_WHAT THE EXERCISE ASKS_
The line containing "Read this page and output its text content." marks where to begin; quote it and every line after it through the end of the data, exactly as written.

_RECORD SET_
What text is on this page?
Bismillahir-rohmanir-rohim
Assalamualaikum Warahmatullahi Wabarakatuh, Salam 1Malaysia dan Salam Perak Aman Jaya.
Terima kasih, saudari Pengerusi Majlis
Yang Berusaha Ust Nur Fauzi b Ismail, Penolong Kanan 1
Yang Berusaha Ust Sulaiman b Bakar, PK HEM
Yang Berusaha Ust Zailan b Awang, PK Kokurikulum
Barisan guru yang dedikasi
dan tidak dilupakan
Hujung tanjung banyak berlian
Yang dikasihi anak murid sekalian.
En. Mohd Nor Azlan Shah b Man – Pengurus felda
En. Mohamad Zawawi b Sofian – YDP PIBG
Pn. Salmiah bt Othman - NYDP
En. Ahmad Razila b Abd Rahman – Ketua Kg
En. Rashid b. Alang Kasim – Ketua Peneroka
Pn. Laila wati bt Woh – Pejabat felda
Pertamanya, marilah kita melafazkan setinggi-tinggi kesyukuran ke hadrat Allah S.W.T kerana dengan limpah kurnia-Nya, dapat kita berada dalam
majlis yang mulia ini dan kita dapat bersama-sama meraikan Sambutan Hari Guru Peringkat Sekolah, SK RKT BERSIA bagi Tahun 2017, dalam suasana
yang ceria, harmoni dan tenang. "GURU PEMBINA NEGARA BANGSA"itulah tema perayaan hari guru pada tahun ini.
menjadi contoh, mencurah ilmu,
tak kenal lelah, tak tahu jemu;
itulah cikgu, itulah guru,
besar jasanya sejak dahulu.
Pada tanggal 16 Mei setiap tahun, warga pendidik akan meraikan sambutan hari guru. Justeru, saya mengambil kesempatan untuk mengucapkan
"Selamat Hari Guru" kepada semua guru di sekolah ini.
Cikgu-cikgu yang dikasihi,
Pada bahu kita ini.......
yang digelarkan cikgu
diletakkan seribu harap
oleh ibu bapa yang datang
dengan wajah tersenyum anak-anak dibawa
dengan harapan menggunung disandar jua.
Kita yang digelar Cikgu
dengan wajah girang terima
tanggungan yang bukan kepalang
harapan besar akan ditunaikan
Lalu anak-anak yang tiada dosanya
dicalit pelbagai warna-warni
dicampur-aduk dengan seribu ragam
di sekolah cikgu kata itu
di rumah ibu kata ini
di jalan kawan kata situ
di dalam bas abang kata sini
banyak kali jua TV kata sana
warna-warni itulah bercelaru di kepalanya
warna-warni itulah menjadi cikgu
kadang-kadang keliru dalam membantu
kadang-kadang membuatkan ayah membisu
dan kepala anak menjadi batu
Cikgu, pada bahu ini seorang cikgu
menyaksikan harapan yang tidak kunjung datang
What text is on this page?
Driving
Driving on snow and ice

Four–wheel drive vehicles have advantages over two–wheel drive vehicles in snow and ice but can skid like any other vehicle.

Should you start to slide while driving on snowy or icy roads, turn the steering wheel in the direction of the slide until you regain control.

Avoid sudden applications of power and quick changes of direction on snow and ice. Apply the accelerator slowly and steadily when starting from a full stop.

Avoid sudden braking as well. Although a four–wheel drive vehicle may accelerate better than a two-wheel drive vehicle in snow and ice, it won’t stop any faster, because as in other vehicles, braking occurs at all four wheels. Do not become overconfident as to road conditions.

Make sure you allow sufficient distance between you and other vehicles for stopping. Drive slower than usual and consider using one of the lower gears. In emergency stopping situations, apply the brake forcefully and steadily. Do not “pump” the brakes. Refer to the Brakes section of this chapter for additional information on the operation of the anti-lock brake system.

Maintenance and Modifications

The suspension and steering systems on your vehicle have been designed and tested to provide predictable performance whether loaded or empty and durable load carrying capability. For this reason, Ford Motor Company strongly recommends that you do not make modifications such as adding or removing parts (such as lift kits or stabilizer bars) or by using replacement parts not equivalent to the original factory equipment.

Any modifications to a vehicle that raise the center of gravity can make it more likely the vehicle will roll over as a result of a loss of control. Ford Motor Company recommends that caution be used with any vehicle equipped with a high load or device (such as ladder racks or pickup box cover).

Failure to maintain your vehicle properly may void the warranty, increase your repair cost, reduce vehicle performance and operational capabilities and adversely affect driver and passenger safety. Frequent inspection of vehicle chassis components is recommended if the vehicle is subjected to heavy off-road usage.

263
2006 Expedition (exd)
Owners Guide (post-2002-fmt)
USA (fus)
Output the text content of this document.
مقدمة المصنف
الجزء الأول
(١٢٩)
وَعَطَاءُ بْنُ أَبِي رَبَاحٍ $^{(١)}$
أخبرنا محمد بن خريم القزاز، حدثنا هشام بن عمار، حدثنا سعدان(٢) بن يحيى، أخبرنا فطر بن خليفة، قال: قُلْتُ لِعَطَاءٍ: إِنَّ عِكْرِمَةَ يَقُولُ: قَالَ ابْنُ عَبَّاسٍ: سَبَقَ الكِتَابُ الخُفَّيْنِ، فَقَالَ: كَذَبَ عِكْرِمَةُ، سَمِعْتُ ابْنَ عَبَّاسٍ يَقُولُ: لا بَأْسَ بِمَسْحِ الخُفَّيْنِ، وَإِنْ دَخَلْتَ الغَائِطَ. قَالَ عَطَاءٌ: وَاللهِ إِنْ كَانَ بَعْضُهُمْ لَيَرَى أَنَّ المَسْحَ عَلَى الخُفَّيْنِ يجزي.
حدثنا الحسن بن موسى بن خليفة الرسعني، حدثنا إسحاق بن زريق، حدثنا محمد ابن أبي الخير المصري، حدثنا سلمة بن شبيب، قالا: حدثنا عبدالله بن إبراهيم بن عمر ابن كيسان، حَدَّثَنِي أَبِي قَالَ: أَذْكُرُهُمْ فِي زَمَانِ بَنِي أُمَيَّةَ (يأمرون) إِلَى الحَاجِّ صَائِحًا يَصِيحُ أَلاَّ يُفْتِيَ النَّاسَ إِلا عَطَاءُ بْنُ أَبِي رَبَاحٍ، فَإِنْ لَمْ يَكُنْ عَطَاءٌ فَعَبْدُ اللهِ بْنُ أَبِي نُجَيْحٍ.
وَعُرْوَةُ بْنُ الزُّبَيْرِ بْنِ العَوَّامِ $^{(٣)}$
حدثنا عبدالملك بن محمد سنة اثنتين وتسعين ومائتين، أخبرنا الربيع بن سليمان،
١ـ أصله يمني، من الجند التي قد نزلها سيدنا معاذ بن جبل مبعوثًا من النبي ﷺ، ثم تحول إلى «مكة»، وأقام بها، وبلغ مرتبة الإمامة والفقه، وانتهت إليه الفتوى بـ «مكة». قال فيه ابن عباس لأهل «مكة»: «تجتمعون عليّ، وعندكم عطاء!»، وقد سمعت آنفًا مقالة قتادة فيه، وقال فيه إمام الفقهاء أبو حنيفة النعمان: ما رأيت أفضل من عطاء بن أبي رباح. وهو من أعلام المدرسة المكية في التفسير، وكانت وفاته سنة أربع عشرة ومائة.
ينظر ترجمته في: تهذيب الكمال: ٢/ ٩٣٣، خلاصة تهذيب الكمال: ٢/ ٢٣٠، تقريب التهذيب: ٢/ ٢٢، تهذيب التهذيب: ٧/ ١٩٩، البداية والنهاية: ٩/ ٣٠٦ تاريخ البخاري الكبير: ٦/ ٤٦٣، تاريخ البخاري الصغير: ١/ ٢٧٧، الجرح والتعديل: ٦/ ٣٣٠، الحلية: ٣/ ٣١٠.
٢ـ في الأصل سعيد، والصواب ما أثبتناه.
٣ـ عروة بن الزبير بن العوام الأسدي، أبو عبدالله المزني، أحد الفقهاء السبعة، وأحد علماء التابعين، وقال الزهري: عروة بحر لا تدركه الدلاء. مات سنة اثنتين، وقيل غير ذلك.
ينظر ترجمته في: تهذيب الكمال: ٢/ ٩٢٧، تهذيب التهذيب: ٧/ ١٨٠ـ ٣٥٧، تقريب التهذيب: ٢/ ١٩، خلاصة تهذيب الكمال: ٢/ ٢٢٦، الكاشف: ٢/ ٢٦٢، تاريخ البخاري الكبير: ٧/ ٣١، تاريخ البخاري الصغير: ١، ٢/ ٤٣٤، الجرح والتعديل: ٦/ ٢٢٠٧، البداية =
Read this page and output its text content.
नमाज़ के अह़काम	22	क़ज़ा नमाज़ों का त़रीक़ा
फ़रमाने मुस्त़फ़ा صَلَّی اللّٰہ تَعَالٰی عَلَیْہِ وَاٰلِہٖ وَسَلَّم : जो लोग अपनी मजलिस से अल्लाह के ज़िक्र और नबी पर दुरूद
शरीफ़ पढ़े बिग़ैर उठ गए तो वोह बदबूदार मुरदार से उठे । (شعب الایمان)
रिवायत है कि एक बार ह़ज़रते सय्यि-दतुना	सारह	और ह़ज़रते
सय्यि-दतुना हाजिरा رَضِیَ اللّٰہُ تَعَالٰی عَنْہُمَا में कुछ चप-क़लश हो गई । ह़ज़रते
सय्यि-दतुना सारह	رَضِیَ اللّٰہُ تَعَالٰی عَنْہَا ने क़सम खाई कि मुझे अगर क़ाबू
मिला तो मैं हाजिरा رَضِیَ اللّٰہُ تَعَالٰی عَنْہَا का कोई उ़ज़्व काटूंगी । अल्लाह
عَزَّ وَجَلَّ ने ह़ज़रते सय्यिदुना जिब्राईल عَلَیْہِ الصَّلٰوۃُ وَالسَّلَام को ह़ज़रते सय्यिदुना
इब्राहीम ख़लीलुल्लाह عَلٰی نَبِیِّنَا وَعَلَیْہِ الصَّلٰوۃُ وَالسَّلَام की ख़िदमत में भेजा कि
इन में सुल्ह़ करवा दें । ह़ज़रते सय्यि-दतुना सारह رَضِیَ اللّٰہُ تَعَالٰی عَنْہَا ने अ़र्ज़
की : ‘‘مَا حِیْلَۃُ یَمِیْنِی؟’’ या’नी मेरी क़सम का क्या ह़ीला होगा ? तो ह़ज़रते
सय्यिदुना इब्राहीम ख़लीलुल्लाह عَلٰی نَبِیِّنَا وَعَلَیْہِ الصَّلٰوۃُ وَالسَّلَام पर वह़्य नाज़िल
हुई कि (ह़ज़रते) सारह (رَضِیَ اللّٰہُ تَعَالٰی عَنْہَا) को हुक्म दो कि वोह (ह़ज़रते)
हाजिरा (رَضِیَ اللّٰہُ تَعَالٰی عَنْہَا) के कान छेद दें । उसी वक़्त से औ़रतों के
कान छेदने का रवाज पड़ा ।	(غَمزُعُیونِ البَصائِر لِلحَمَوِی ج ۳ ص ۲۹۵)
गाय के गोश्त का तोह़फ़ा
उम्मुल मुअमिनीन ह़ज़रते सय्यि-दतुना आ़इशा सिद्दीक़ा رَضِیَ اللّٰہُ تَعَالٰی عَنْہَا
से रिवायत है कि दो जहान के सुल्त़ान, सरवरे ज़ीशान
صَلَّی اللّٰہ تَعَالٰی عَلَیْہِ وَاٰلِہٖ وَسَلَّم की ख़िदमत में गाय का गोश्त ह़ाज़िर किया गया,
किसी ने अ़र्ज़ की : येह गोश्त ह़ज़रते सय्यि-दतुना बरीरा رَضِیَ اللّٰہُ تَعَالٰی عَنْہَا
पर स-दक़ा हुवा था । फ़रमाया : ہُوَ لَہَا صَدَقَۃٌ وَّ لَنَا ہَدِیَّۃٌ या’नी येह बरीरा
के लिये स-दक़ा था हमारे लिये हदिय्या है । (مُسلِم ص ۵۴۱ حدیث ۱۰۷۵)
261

_PROBLEM SOLUTION_
Read this page and output its text content.
नमाज़ के अह़काम	22	क़ज़ा नमाज़ों का त़रीक़ा
फ़रमाने मुस्त़फ़ा صَلَّی اللّٰہ تَعَالٰی عَلَیْہِ وَاٰلِہٖ وَسَلَّم : जो लोग अपनी मजलिस से अल्लाह के ज़िक्र और नबी पर दुरूद
शरीफ़ पढ़े बिग़ैर उठ गए तो वोह बदबूदार मुरदार से उठे । (شعب الایمان)
रिवायत है कि एक बार ह़ज़रते सय्यि-दतुना	सारह	और ह़ज़रते
सय्यि-दतुना हाजिरा رَضِیَ اللّٰہُ تَعَالٰی عَنْہُمَا में कुछ चप-क़लश हो गई । ह़ज़रते
सय्यि-दतुना सारह	رَضِیَ اللّٰہُ تَعَالٰی عَنْہَا ने क़सम खाई कि मुझे अगर क़ाबू
मिला तो मैं हाजिरा رَضِیَ اللّٰہُ تَعَالٰی عَنْہَا का कोई उ़ज़्व काटूंगी । अल्लाह
عَزَّ وَجَلَّ ने ह़ज़रते सय्यिदुना जिब्राईल عَلَیْہِ الصَّلٰوۃُ وَالسَّلَام को ह़ज़रते सय्यिदुना
इब्राहीम ख़लीलुल्लाह عَلٰی نَبِیِّنَا وَعَلَیْہِ الصَّلٰوۃُ وَالسَّلَام की ख़िदमत में भेजा कि
इन में सुल्ह़ करवा दें । ह़ज़रते सय्यि-दतुना सारह رَضِیَ اللّٰہُ تَعَالٰی عَنْہَا ने अ़र्ज़
की : ‘‘مَا حِیْلَۃُ یَمِیْنِی؟’’ या’नी मेरी क़सम का क्या ह़ीला होगा ? तो ह़ज़रते
सय्यिदुना इब्राहीम ख़लीलुल्लाह عَلٰی نَبِیِّنَا وَعَلَیْہِ الصَّلٰوۃُ وَالسَّلَام पर वह़्य नाज़िल
हुई कि (ह़ज़रते) सारह (رَضِیَ اللّٰہُ تَعَالٰی عَنْہَا) को हुक्म दो कि वोह (ह़ज़रते)
हाजिरा (رَضِیَ اللّٰہُ تَعَالٰی عَنْہَا) के कान छेद दें । उसी वक़्त से औ़रतों के
कान छेदने का रवाज पड़ा ।	(غَمزُعُیونِ البَصائِر لِلحَمَوِی ج ۳ ص ۲۹۵)
गाय के गोश्त का तोह़फ़ा
उम्मुल मुअमिनीन ह़ज़रते सय्यि-दतुना आ़इशा सिद्दीक़ा رَضِیَ اللّٰہُ تَعَالٰی عَنْہَا
से रिवायत है कि दो जहान के सुल्त़ान, सरवरे ज़ीशान
صَلَّی اللّٰہ تَعَالٰی عَلَیْہِ وَاٰلِہٖ وَسَلَّم की ख़िदमत में गाय का गोश्त ह़ाज़िर किया गया,
किसी ने अ़र्ज़ की : येह गोश्त ह़ज़रते सय्यि-दतुना बरीरा رَضِیَ اللّٰہُ تَعَالٰی عَنْہَا
पर स-दक़ा हुवा था । फ़रमाया : ہُوَ لَہَا صَدَقَۃٌ وَّ لَنَا ہَدِیَّۃٌ या’नी येह बरीरा
के लिये स-दक़ा था हमारे लिये हदिय्या है । (مُسلِم ص ۵۴۱ حدیث ۱۰۷۵)
261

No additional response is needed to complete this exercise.